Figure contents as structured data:
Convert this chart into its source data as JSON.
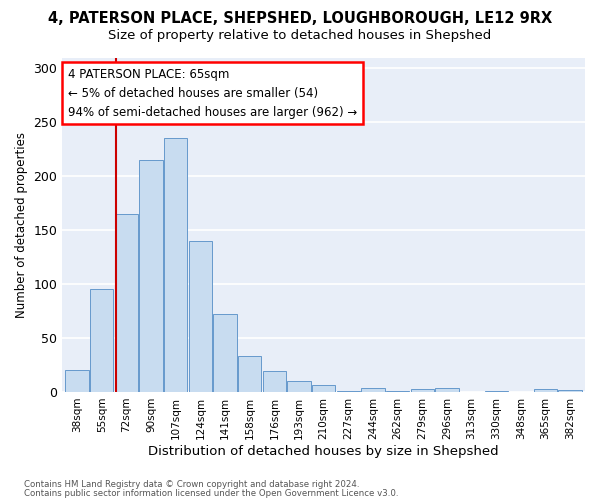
{
  "title": "4, PATERSON PLACE, SHEPSHED, LOUGHBOROUGH, LE12 9RX",
  "subtitle": "Size of property relative to detached houses in Shepshed",
  "xlabel": "Distribution of detached houses by size in Shepshed",
  "ylabel": "Number of detached properties",
  "bar_color": "#c8dcf0",
  "bar_edge_color": "#6699cc",
  "categories": [
    "38sqm",
    "55sqm",
    "72sqm",
    "90sqm",
    "107sqm",
    "124sqm",
    "141sqm",
    "158sqm",
    "176sqm",
    "193sqm",
    "210sqm",
    "227sqm",
    "244sqm",
    "262sqm",
    "279sqm",
    "296sqm",
    "313sqm",
    "330sqm",
    "348sqm",
    "365sqm",
    "382sqm"
  ],
  "bar_heights": [
    20,
    95,
    165,
    215,
    235,
    140,
    72,
    33,
    19,
    10,
    6,
    1,
    4,
    1,
    3,
    4,
    0,
    1,
    0,
    3,
    2
  ],
  "ylim_max": 310,
  "yticks": [
    0,
    50,
    100,
    150,
    200,
    250,
    300
  ],
  "vline_color": "#cc0000",
  "annotation_text": "4 PATERSON PLACE: 65sqm\n← 5% of detached houses are smaller (54)\n94% of semi-detached houses are larger (962) →",
  "footer_line1": "Contains HM Land Registry data © Crown copyright and database right 2024.",
  "footer_line2": "Contains public sector information licensed under the Open Government Licence v3.0.",
  "background_color": "#e8eef8"
}
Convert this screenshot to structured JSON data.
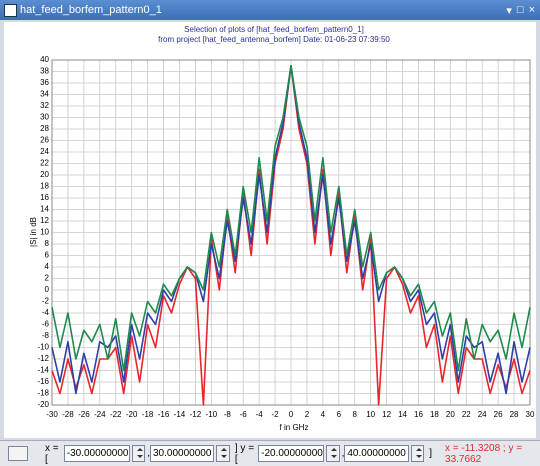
{
  "window": {
    "title": "hat_feed_borfem_pattern0_1",
    "controls": [
      "▾",
      "□",
      "×"
    ]
  },
  "chart_data": {
    "type": "line",
    "title": "Selection of plots of [hat_feed_borfem_pattern0_1]",
    "subtitle": "from project [hat_feed_antenna_borfem]   Date: 01-06-23 07:39:50",
    "xlabel": "f in GHz",
    "ylabel": "|S| in dB",
    "x": [
      -30,
      -29,
      -28,
      -27,
      -26,
      -25,
      -24,
      -23,
      -22,
      -21,
      -20,
      -19,
      -18,
      -17,
      -16,
      -15,
      -14,
      -13,
      -12,
      -11,
      -10,
      -9,
      -8,
      -7,
      -6,
      -5,
      -4,
      -3,
      -2,
      -1,
      0,
      1,
      2,
      3,
      4,
      5,
      6,
      7,
      8,
      9,
      10,
      11,
      12,
      13,
      14,
      15,
      16,
      17,
      18,
      19,
      20,
      21,
      22,
      23,
      24,
      25,
      26,
      27,
      28,
      29,
      30
    ],
    "series": [
      {
        "color": "#e8262b",
        "values": [
          -14,
          -18,
          -12,
          -17,
          -13,
          -18,
          -12,
          -12,
          -10,
          -18,
          -8,
          -16,
          -6,
          -10,
          -1,
          -4,
          1,
          4,
          2,
          -20,
          9,
          0,
          13,
          3,
          17,
          6,
          21,
          8,
          22,
          28,
          39,
          28,
          22,
          8,
          21,
          6,
          17,
          3,
          13,
          0,
          9,
          -20,
          2,
          4,
          1,
          -4,
          -1,
          -10,
          -6,
          -16,
          -8,
          -18,
          -10,
          -12,
          -12,
          -18,
          -13,
          -17,
          -12,
          -18,
          -14
        ]
      },
      {
        "color": "#2e3fa8",
        "values": [
          -10,
          -16,
          -9,
          -18,
          -11,
          -16,
          -9,
          -10,
          -8,
          -16,
          -6,
          -12,
          -4,
          -6,
          0,
          -2,
          2,
          4,
          3,
          -2,
          8,
          2,
          12,
          5,
          16,
          8,
          20,
          10,
          23,
          29,
          39,
          29,
          23,
          10,
          20,
          8,
          16,
          5,
          12,
          2,
          8,
          -2,
          3,
          4,
          2,
          -2,
          0,
          -6,
          -4,
          -12,
          -6,
          -16,
          -8,
          -10,
          -9,
          -16,
          -11,
          -18,
          -9,
          -16,
          -10
        ]
      },
      {
        "color": "#1f8a4c",
        "values": [
          -3,
          -10,
          -4,
          -12,
          -7,
          -9,
          -6,
          -12,
          -5,
          -14,
          -4,
          -8,
          -2,
          -4,
          1,
          -1,
          2,
          4,
          3,
          0,
          10,
          4,
          14,
          6,
          18,
          10,
          23,
          12,
          25,
          30,
          39,
          30,
          25,
          12,
          23,
          10,
          18,
          6,
          14,
          4,
          10,
          0,
          3,
          4,
          2,
          -1,
          1,
          -4,
          -2,
          -8,
          -4,
          -14,
          -5,
          -12,
          -6,
          -9,
          -7,
          -12,
          -4,
          -10,
          -3
        ]
      }
    ],
    "xlim": [
      -30,
      30
    ],
    "ylim": [
      -20,
      40
    ],
    "xticks": [
      -30,
      -28,
      -26,
      -24,
      -22,
      -20,
      -18,
      -16,
      -14,
      -12,
      -10,
      -8,
      -6,
      -4,
      -2,
      0,
      2,
      4,
      6,
      8,
      10,
      12,
      14,
      16,
      18,
      20,
      22,
      24,
      26,
      28,
      30
    ],
    "yticks": [
      -20,
      -18,
      -16,
      -14,
      -12,
      -10,
      -8,
      -6,
      -4,
      -2,
      0,
      2,
      4,
      6,
      8,
      10,
      12,
      14,
      16,
      18,
      20,
      22,
      24,
      26,
      28,
      30,
      32,
      34,
      36,
      38,
      40
    ],
    "grid": true
  },
  "toolbar": {
    "x_prefix": "x = [",
    "x_min": "-30.00000000",
    "x_sep": ",",
    "x_max": "30.00000000",
    "y_prefix": "] y = [",
    "y_min": "-20.00000000",
    "y_sep": ",",
    "y_max": "40.00000000",
    "suffix": "]",
    "cursor": "x = -11.3208 ; y = 33.7662"
  }
}
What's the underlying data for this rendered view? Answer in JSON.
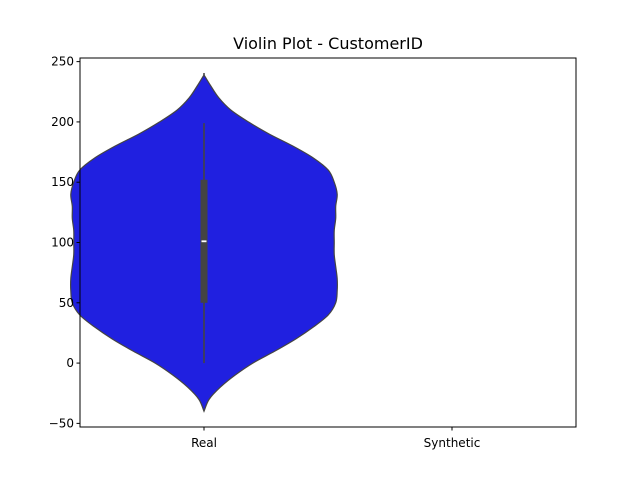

▸ **Set task**
Pull out the lines above in which the word "PATERSON" appears.

▸ **Written solution**
  "title": "4, PATERSON PLACE, SHEPSHED, LOUGHBOROUGH, LE12 9RX",
  "annotation_text": "4 PATERSON PLACE: 65sqm\n← 5% of detached houses are smaller (54)\n94% of semi-detached houses are larger (962) →",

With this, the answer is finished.